GIVEN INSTRUCTION:
Arrange the lines below as a JSON list of strings, one string per line, with blank lines omitted and the pictures left out.
======== LISTED ENTRIES ========
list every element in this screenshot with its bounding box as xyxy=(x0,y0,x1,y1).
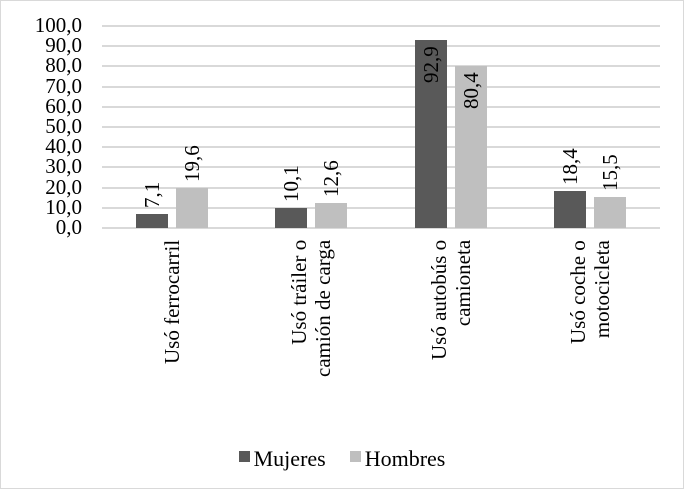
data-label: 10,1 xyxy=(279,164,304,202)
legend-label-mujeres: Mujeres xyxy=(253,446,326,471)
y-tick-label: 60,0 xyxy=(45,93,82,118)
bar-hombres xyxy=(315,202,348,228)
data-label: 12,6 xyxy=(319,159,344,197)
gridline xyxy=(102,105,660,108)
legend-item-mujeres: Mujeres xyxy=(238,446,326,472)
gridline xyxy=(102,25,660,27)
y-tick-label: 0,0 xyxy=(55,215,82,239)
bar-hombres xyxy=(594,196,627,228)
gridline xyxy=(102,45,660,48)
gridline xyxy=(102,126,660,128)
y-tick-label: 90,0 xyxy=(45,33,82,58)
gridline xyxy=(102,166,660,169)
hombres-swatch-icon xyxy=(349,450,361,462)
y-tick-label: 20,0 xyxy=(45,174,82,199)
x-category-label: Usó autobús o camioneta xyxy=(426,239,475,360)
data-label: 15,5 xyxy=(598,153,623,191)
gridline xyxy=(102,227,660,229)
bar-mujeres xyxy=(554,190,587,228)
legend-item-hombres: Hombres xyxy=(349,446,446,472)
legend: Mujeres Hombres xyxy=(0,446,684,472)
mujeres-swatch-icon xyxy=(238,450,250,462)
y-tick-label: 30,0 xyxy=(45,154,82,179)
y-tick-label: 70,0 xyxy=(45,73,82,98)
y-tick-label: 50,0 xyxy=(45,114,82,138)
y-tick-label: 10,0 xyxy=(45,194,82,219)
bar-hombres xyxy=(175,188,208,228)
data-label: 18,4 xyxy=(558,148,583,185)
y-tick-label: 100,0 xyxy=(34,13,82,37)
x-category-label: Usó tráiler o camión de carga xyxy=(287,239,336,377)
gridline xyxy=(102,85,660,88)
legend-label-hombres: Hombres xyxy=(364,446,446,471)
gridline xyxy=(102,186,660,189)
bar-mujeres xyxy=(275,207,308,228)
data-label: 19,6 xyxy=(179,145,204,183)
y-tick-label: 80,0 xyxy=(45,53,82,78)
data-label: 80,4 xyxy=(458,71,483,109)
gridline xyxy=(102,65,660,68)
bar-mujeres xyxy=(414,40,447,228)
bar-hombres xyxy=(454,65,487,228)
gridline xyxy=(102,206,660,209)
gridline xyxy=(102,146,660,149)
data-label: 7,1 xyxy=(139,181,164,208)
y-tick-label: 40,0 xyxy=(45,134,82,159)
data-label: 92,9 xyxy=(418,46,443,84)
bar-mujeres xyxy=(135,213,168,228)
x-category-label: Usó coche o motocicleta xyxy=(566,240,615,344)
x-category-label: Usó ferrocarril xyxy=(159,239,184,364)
========
PROBLEM SOLUTION:
[
  "list every element in this screenshot with its bounding box as xyxy=(x0,y0,x1,y1).",
  "data-label: 10,1 xyxy=(279,164,304,202)",
  "legend-label-mujeres: Mujeres xyxy=(253,446,326,471)",
  "y-tick-label: 60,0 xyxy=(45,93,82,118)",
  "bar-hombres xyxy=(315,202,348,228)",
  "data-label: 12,6 xyxy=(319,159,344,197)",
  "gridline xyxy=(102,105,660,108)",
  "legend-item-mujeres: Mujeres xyxy=(238,446,326,472)",
  "gridline xyxy=(102,25,660,27)",
  "y-tick-label: 0,0 xyxy=(55,215,82,239)",
  "bar-hombres xyxy=(594,196,627,228)",
  "gridline xyxy=(102,45,660,48)",
  "gridline xyxy=(102,126,660,128)",
  "y-tick-label: 90,0 xyxy=(45,33,82,58)",
  "gridline xyxy=(102,166,660,169)",
  "hombres-swatch-icon xyxy=(349,450,361,462)",
  "y-tick-label: 20,0 xyxy=(45,174,82,199)",
  "x-category-label: Usó autobús o camioneta xyxy=(426,239,475,360)",
  "data-label: 15,5 xyxy=(598,153,623,191)",
  "gridline xyxy=(102,227,660,229)",
  "bar-mujeres xyxy=(554,190,587,228)",
  "legend-item-hombres: Hombres xyxy=(349,446,446,472)",
  "legend: Mujeres Hombres xyxy=(0,446,684,472)",
  "mujeres-swatch-icon xyxy=(238,450,250,462)",
  "y-tick-label: 30,0 xyxy=(45,154,82,179)",
  "y-tick-label: 70,0 xyxy=(45,73,82,98)",
  "y-tick-label: 50,0 xyxy=(45,114,82,138)",
  "y-tick-label: 10,0 xyxy=(45,194,82,219)",
  "bar-hombres xyxy=(175,188,208,228)",
  "data-label: 18,4 xyxy=(558,148,583,185)",
  "y-tick-label: 100,0 xyxy=(34,13,82,37)",
  "x-category-label: Usó tráiler o camión de carga xyxy=(287,239,336,377)",
  "gridline xyxy=(102,85,660,88)",
  "legend-label-hombres: Hombres xyxy=(364,446,446,471)",
  "gridline xyxy=(102,186,660,189)",
  "bar-mujeres xyxy=(275,207,308,228)",
  "data-label: 19,6 xyxy=(179,145,204,183)",
  "y-tick-label: 80,0 xyxy=(45,53,82,78)",
  "data-label: 80,4 xyxy=(458,71,483,109)",
  "gridline xyxy=(102,65,660,68)",
  "bar-mujeres xyxy=(414,40,447,228)",
  "bar-hombres xyxy=(454,65,487,228)",
  "gridline xyxy=(102,206,660,209)",
  "gridline xyxy=(102,146,660,149)",
  "data-label: 7,1 xyxy=(139,181,164,208)",
  "y-tick-label: 40,0 xyxy=(45,134,82,159)",
  "data-label: 92,9 xyxy=(418,46,443,84)",
  "bar-mujeres xyxy=(135,213,168,228)",
  "x-category-label: Usó coche o motocicleta xyxy=(566,240,615,344)",
  "x-category-label: Usó ferrocarril xyxy=(159,239,184,364)"
]